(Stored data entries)
= = = =
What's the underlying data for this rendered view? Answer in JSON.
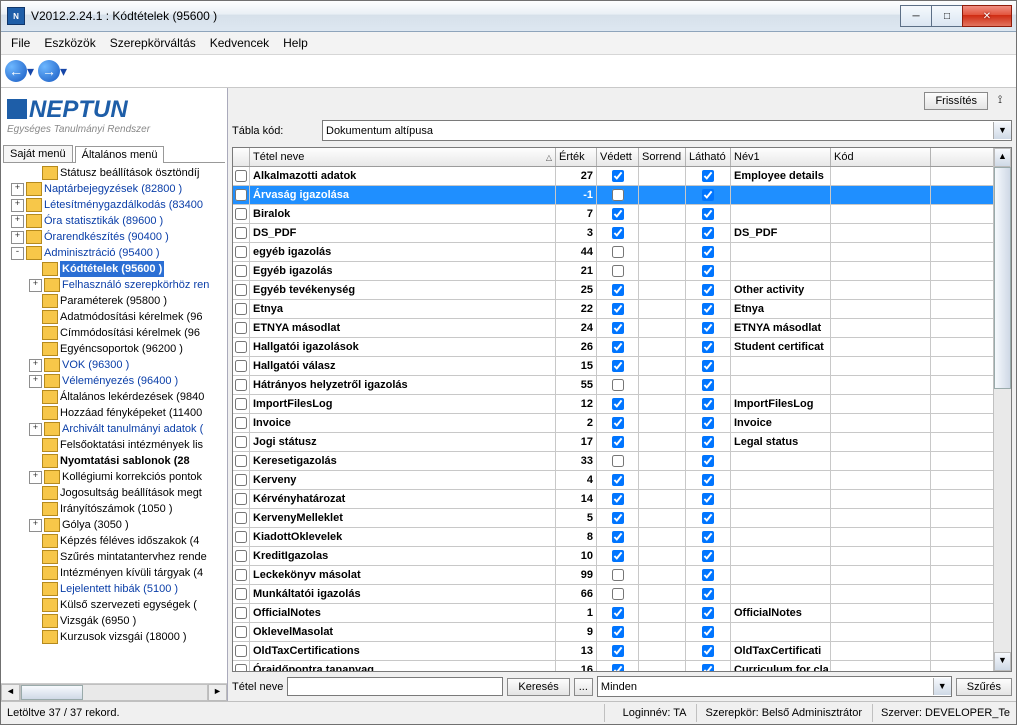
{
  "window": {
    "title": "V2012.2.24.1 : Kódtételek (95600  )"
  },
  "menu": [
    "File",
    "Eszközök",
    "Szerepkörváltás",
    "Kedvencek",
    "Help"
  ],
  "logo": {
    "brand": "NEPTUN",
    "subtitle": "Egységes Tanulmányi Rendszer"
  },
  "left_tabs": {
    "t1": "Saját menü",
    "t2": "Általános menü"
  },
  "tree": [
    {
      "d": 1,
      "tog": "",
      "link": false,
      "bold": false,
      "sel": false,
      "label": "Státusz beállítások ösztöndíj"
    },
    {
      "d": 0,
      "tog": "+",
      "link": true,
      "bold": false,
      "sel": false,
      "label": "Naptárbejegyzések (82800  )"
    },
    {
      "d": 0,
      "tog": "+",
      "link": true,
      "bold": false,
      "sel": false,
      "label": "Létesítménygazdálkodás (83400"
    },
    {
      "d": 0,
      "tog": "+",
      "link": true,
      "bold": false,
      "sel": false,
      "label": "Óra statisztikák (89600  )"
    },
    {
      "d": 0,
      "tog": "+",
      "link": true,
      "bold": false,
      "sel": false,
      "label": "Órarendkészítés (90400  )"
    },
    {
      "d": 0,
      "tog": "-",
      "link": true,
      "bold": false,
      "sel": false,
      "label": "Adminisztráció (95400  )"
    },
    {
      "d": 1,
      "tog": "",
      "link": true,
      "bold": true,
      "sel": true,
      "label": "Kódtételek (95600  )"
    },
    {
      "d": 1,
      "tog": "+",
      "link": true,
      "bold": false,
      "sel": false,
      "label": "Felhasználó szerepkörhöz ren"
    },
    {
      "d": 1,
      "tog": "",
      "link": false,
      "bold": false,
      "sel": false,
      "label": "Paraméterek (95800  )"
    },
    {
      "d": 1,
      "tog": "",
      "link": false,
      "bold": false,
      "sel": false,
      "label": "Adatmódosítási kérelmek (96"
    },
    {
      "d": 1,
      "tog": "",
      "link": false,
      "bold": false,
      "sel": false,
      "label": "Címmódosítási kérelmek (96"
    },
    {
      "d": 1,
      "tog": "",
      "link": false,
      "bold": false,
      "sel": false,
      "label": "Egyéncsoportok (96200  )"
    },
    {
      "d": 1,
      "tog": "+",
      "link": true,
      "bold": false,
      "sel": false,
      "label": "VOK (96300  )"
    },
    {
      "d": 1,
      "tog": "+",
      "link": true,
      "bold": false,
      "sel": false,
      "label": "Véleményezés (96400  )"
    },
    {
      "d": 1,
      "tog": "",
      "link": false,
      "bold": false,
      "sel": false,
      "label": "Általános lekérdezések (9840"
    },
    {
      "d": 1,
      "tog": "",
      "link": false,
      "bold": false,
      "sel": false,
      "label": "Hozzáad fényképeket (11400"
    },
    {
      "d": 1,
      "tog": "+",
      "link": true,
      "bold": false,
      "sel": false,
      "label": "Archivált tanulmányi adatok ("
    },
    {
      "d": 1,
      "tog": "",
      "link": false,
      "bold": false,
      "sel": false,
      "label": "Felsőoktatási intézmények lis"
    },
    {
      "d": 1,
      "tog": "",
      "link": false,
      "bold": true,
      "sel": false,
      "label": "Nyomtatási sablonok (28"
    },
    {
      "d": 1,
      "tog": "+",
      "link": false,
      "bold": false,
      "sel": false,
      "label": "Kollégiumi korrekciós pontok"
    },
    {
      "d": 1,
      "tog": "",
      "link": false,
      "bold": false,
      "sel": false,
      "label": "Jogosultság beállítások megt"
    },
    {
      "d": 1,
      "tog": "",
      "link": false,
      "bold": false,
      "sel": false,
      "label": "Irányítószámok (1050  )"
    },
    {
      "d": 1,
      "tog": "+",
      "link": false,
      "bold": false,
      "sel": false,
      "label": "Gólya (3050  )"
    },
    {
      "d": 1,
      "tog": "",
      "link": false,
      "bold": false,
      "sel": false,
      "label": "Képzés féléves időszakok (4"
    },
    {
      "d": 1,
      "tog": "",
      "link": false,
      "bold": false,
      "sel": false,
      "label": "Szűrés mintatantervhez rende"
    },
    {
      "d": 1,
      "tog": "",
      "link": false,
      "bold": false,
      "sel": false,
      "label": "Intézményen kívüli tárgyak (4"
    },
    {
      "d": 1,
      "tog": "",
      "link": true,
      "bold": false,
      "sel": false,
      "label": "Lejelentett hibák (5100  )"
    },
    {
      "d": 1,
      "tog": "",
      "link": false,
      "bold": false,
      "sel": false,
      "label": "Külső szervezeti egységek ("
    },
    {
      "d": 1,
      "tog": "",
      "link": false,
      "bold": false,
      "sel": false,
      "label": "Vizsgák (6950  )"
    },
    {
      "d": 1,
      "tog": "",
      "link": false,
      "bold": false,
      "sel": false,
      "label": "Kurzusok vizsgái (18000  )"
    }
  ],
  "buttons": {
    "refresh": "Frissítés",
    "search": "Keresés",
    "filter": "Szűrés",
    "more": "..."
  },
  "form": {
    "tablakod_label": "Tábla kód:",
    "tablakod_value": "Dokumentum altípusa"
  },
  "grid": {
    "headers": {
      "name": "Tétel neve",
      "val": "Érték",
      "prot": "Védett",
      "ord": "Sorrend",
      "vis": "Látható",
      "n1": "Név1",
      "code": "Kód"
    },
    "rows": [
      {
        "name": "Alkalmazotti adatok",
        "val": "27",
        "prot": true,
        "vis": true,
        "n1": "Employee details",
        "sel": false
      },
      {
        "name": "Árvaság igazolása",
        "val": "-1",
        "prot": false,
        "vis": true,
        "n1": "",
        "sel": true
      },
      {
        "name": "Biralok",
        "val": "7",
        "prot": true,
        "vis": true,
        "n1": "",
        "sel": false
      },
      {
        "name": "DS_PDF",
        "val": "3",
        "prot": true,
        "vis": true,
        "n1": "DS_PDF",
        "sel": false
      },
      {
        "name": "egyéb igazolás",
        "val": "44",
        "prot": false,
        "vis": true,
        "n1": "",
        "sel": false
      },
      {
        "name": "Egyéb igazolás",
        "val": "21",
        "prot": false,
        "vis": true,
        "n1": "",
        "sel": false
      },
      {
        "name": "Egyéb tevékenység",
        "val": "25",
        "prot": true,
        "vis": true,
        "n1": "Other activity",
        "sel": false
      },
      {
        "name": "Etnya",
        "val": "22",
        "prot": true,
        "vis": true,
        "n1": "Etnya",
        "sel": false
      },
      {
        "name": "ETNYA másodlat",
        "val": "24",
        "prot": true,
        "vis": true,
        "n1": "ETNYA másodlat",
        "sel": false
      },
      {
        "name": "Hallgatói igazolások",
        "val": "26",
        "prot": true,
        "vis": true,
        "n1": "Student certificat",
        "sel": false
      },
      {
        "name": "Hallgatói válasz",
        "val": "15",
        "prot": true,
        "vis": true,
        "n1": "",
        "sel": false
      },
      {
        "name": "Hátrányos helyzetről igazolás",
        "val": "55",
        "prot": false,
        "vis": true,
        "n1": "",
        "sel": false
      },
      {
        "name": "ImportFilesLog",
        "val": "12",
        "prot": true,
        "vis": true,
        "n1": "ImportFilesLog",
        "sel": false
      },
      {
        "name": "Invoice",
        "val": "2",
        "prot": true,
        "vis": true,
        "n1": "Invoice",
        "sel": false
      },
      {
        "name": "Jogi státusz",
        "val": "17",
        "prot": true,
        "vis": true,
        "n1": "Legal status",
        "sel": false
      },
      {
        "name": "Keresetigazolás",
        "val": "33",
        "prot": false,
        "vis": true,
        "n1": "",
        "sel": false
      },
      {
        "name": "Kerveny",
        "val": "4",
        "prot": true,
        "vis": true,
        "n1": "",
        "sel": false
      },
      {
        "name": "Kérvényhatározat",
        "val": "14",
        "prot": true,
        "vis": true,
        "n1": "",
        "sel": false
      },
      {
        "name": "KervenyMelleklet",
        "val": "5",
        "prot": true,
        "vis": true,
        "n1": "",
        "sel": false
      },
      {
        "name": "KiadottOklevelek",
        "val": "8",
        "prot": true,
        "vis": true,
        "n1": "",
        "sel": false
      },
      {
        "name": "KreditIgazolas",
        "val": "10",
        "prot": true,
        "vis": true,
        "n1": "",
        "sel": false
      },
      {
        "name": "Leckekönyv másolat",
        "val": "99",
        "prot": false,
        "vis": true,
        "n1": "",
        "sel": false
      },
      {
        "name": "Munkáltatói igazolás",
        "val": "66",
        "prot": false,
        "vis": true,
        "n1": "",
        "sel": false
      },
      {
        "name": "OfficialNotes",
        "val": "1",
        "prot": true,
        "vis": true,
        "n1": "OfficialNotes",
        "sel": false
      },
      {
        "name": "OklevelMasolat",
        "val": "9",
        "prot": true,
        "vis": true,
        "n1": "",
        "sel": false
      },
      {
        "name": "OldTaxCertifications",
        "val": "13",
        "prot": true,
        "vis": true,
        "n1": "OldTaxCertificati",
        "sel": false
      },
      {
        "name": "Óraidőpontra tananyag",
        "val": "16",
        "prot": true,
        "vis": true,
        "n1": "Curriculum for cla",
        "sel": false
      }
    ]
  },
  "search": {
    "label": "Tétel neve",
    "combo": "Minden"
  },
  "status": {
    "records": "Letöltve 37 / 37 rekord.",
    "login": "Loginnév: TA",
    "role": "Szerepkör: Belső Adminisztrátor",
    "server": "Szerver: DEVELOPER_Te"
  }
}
= = = =
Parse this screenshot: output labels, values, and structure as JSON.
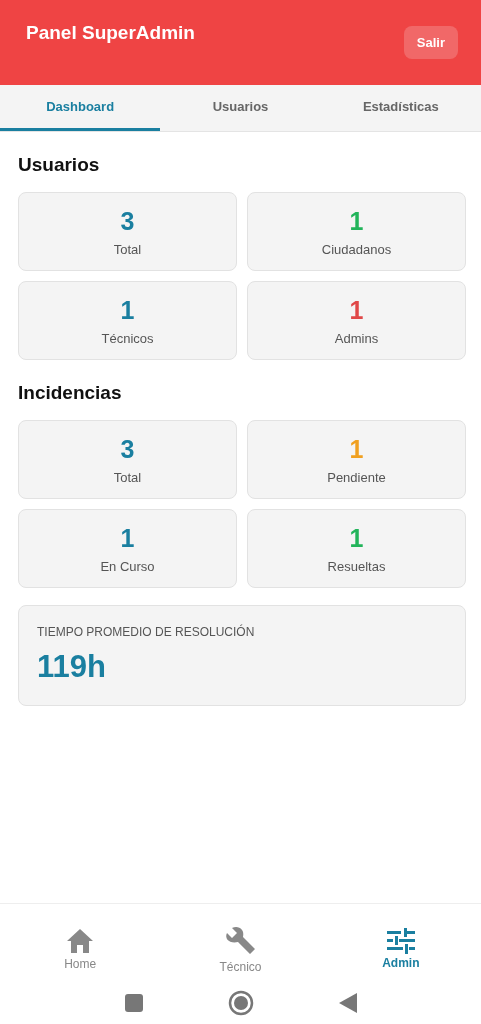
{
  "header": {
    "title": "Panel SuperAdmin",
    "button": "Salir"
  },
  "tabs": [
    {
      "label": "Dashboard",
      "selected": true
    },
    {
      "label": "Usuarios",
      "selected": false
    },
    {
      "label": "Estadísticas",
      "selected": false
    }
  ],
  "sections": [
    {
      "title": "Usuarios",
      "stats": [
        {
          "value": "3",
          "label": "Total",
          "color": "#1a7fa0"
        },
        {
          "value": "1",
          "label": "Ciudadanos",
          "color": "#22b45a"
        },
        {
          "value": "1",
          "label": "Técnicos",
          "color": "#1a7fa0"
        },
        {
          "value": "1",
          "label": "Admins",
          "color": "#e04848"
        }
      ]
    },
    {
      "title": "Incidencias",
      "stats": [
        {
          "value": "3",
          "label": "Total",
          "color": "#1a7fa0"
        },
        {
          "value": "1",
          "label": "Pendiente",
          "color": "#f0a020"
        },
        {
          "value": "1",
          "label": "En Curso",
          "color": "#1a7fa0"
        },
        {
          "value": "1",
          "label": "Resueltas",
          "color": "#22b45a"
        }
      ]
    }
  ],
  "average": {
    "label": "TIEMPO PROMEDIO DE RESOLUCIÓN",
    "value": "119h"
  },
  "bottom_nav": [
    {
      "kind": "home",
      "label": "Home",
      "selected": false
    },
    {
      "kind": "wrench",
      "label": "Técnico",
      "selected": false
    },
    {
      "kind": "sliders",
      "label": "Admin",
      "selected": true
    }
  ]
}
= = = =
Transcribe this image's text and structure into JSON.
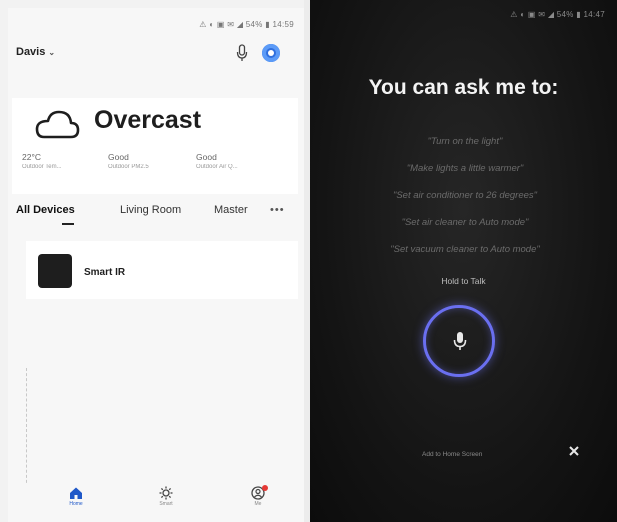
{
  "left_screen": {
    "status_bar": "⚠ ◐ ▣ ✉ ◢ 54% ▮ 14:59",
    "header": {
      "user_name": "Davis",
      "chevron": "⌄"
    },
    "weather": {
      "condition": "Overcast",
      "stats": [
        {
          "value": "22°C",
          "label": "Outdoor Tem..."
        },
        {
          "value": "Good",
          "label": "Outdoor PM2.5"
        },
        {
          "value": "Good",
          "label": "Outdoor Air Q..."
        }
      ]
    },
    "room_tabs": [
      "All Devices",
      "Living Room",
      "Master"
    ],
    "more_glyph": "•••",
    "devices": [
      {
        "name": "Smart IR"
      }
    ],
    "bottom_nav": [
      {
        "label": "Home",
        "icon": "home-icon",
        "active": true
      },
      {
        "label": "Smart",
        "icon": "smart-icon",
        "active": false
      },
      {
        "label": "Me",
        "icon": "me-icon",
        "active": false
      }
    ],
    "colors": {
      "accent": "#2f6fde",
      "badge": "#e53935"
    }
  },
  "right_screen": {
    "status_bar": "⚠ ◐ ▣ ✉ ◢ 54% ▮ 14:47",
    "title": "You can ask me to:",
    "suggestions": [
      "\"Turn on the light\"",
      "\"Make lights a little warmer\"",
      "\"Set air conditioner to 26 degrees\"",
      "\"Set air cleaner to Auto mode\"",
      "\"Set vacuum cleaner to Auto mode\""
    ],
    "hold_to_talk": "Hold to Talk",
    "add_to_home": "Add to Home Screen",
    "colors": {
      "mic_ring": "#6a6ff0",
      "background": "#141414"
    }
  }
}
= = = =
EXERCISE DIRECTIONS:
Show every line of the records above that contains the word "kérelmek".

RESULT FOR THIS EXERCISE:
      "label": "Adatmódosítási kérelmek (96"
      "label": "Címmódosítási kérelmek (96"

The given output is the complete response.